Stored dataset items
-- -- --
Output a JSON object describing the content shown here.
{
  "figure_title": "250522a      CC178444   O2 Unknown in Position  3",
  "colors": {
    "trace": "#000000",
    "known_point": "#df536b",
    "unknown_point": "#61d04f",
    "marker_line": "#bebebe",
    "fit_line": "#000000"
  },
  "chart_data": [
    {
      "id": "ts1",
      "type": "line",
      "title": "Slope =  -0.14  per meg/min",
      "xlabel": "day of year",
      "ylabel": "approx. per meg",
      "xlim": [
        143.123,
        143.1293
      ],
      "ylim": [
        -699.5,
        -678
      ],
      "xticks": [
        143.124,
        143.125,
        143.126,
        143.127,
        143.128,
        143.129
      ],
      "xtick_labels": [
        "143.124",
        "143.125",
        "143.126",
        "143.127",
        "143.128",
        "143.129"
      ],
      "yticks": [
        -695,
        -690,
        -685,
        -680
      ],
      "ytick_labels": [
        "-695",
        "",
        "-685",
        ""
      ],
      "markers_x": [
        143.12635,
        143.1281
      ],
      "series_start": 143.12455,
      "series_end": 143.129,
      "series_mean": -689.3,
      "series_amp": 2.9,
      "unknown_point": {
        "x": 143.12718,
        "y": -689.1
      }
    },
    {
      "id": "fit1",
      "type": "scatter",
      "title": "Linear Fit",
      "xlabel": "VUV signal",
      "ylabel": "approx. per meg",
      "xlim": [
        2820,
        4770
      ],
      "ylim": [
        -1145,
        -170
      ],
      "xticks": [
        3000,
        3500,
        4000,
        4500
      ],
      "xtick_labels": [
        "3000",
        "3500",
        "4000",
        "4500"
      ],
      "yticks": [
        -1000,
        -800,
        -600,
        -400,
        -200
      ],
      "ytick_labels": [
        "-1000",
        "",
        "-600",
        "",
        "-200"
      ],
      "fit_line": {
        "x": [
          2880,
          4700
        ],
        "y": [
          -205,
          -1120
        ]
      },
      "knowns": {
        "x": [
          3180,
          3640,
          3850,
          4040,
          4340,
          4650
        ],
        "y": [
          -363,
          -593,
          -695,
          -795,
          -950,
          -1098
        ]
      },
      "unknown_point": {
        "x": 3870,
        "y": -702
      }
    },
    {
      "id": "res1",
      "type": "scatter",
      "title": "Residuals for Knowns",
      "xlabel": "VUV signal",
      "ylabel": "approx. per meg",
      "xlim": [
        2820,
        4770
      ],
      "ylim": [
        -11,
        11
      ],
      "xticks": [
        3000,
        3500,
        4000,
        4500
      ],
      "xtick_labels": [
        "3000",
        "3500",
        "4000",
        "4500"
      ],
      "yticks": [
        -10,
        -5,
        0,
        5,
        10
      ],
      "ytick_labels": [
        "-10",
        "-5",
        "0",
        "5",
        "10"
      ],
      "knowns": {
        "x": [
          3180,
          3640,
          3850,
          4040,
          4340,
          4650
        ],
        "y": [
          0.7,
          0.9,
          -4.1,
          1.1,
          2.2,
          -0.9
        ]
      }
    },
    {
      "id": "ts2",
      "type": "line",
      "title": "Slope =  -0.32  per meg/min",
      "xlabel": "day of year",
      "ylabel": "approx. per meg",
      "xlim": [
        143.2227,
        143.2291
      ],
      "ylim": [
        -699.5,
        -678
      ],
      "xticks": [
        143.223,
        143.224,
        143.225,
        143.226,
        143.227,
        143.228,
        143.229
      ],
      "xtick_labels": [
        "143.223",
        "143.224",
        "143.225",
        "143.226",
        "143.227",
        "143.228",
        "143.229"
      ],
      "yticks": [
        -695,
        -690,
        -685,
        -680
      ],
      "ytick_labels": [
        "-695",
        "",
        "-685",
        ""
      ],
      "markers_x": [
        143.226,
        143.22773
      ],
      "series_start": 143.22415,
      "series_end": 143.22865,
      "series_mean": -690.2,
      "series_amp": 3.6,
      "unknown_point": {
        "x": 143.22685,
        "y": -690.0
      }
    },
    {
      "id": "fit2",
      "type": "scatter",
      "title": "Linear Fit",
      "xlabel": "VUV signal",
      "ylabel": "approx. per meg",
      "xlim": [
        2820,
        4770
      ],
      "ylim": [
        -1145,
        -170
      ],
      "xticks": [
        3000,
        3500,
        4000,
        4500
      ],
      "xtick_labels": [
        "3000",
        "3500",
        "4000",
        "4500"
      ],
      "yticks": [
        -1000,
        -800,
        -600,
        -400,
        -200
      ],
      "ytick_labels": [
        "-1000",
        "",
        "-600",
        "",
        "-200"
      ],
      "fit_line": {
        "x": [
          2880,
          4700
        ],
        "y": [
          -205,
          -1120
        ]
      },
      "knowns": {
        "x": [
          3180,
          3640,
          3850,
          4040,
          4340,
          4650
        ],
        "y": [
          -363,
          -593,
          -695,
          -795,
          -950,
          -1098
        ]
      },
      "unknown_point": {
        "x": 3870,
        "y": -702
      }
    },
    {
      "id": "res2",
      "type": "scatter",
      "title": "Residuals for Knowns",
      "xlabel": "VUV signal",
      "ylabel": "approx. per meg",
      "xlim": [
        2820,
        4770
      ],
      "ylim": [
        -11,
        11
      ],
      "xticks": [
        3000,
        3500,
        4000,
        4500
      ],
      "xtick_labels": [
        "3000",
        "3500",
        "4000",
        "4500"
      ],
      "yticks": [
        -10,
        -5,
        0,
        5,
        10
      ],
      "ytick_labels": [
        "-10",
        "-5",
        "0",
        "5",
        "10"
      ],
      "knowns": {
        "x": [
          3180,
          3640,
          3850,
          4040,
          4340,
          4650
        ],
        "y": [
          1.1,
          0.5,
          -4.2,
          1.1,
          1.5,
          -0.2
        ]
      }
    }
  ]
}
-- -- --
Set exercise>
Retype all of the material above with every character intact.

Answer to the exercise>
Output a JSON object describing the content shown here.
{
  "figure_title": "250522a      CC178444   O2 Unknown in Position  3",
  "colors": {
    "trace": "#000000",
    "known_point": "#df536b",
    "unknown_point": "#61d04f",
    "marker_line": "#bebebe",
    "fit_line": "#000000"
  },
  "chart_data": [
    {
      "id": "ts1",
      "type": "line",
      "title": "Slope =  -0.14  per meg/min",
      "xlabel": "day of year",
      "ylabel": "approx. per meg",
      "xlim": [
        143.123,
        143.1293
      ],
      "ylim": [
        -699.5,
        -678
      ],
      "xticks": [
        143.124,
        143.125,
        143.126,
        143.127,
        143.128,
        143.129
      ],
      "xtick_labels": [
        "143.124",
        "143.125",
        "143.126",
        "143.127",
        "143.128",
        "143.129"
      ],
      "yticks": [
        -695,
        -690,
        -685,
        -680
      ],
      "ytick_labels": [
        "-695",
        "",
        "-685",
        ""
      ],
      "markers_x": [
        143.12635,
        143.1281
      ],
      "series_start": 143.12455,
      "series_end": 143.129,
      "series_mean": -689.3,
      "series_amp": 2.9,
      "unknown_point": {
        "x": 143.12718,
        "y": -689.1
      }
    },
    {
      "id": "fit1",
      "type": "scatter",
      "title": "Linear Fit",
      "xlabel": "VUV signal",
      "ylabel": "approx. per meg",
      "xlim": [
        2820,
        4770
      ],
      "ylim": [
        -1145,
        -170
      ],
      "xticks": [
        3000,
        3500,
        4000,
        4500
      ],
      "xtick_labels": [
        "3000",
        "3500",
        "4000",
        "4500"
      ],
      "yticks": [
        -1000,
        -800,
        -600,
        -400,
        -200
      ],
      "ytick_labels": [
        "-1000",
        "",
        "-600",
        "",
        "-200"
      ],
      "fit_line": {
        "x": [
          2880,
          4700
        ],
        "y": [
          -205,
          -1120
        ]
      },
      "knowns": {
        "x": [
          3180,
          3640,
          3850,
          4040,
          4340,
          4650
        ],
        "y": [
          -363,
          -593,
          -695,
          -795,
          -950,
          -1098
        ]
      },
      "unknown_point": {
        "x": 3870,
        "y": -702
      }
    },
    {
      "id": "res1",
      "type": "scatter",
      "title": "Residuals for Knowns",
      "xlabel": "VUV signal",
      "ylabel": "approx. per meg",
      "xlim": [
        2820,
        4770
      ],
      "ylim": [
        -11,
        11
      ],
      "xticks": [
        3000,
        3500,
        4000,
        4500
      ],
      "xtick_labels": [
        "3000",
        "3500",
        "4000",
        "4500"
      ],
      "yticks": [
        -10,
        -5,
        0,
        5,
        10
      ],
      "ytick_labels": [
        "-10",
        "-5",
        "0",
        "5",
        "10"
      ],
      "knowns": {
        "x": [
          3180,
          3640,
          3850,
          4040,
          4340,
          4650
        ],
        "y": [
          0.7,
          0.9,
          -4.1,
          1.1,
          2.2,
          -0.9
        ]
      }
    },
    {
      "id": "ts2",
      "type": "line",
      "title": "Slope =  -0.32  per meg/min",
      "xlabel": "day of year",
      "ylabel": "approx. per meg",
      "xlim": [
        143.2227,
        143.2291
      ],
      "ylim": [
        -699.5,
        -678
      ],
      "xticks": [
        143.223,
        143.224,
        143.225,
        143.226,
        143.227,
        143.228,
        143.229
      ],
      "xtick_labels": [
        "143.223",
        "143.224",
        "143.225",
        "143.226",
        "143.227",
        "143.228",
        "143.229"
      ],
      "yticks": [
        -695,
        -690,
        -685,
        -680
      ],
      "ytick_labels": [
        "-695",
        "",
        "-685",
        ""
      ],
      "markers_x": [
        143.226,
        143.22773
      ],
      "series_start": 143.22415,
      "series_end": 143.22865,
      "series_mean": -690.2,
      "series_amp": 3.6,
      "unknown_point": {
        "x": 143.22685,
        "y": -690.0
      }
    },
    {
      "id": "fit2",
      "type": "scatter",
      "title": "Linear Fit",
      "xlabel": "VUV signal",
      "ylabel": "approx. per meg",
      "xlim": [
        2820,
        4770
      ],
      "ylim": [
        -1145,
        -170
      ],
      "xticks": [
        3000,
        3500,
        4000,
        4500
      ],
      "xtick_labels": [
        "3000",
        "3500",
        "4000",
        "4500"
      ],
      "yticks": [
        -1000,
        -800,
        -600,
        -400,
        -200
      ],
      "ytick_labels": [
        "-1000",
        "",
        "-600",
        "",
        "-200"
      ],
      "fit_line": {
        "x": [
          2880,
          4700
        ],
        "y": [
          -205,
          -1120
        ]
      },
      "knowns": {
        "x": [
          3180,
          3640,
          3850,
          4040,
          4340,
          4650
        ],
        "y": [
          -363,
          -593,
          -695,
          -795,
          -950,
          -1098
        ]
      },
      "unknown_point": {
        "x": 3870,
        "y": -702
      }
    },
    {
      "id": "res2",
      "type": "scatter",
      "title": "Residuals for Knowns",
      "xlabel": "VUV signal",
      "ylabel": "approx. per meg",
      "xlim": [
        2820,
        4770
      ],
      "ylim": [
        -11,
        11
      ],
      "xticks": [
        3000,
        3500,
        4000,
        4500
      ],
      "xtick_labels": [
        "3000",
        "3500",
        "4000",
        "4500"
      ],
      "yticks": [
        -10,
        -5,
        0,
        5,
        10
      ],
      "ytick_labels": [
        "-10",
        "-5",
        "0",
        "5",
        "10"
      ],
      "knowns": {
        "x": [
          3180,
          3640,
          3850,
          4040,
          4340,
          4650
        ],
        "y": [
          1.1,
          0.5,
          -4.2,
          1.1,
          1.5,
          -0.2
        ]
      }
    }
  ]
}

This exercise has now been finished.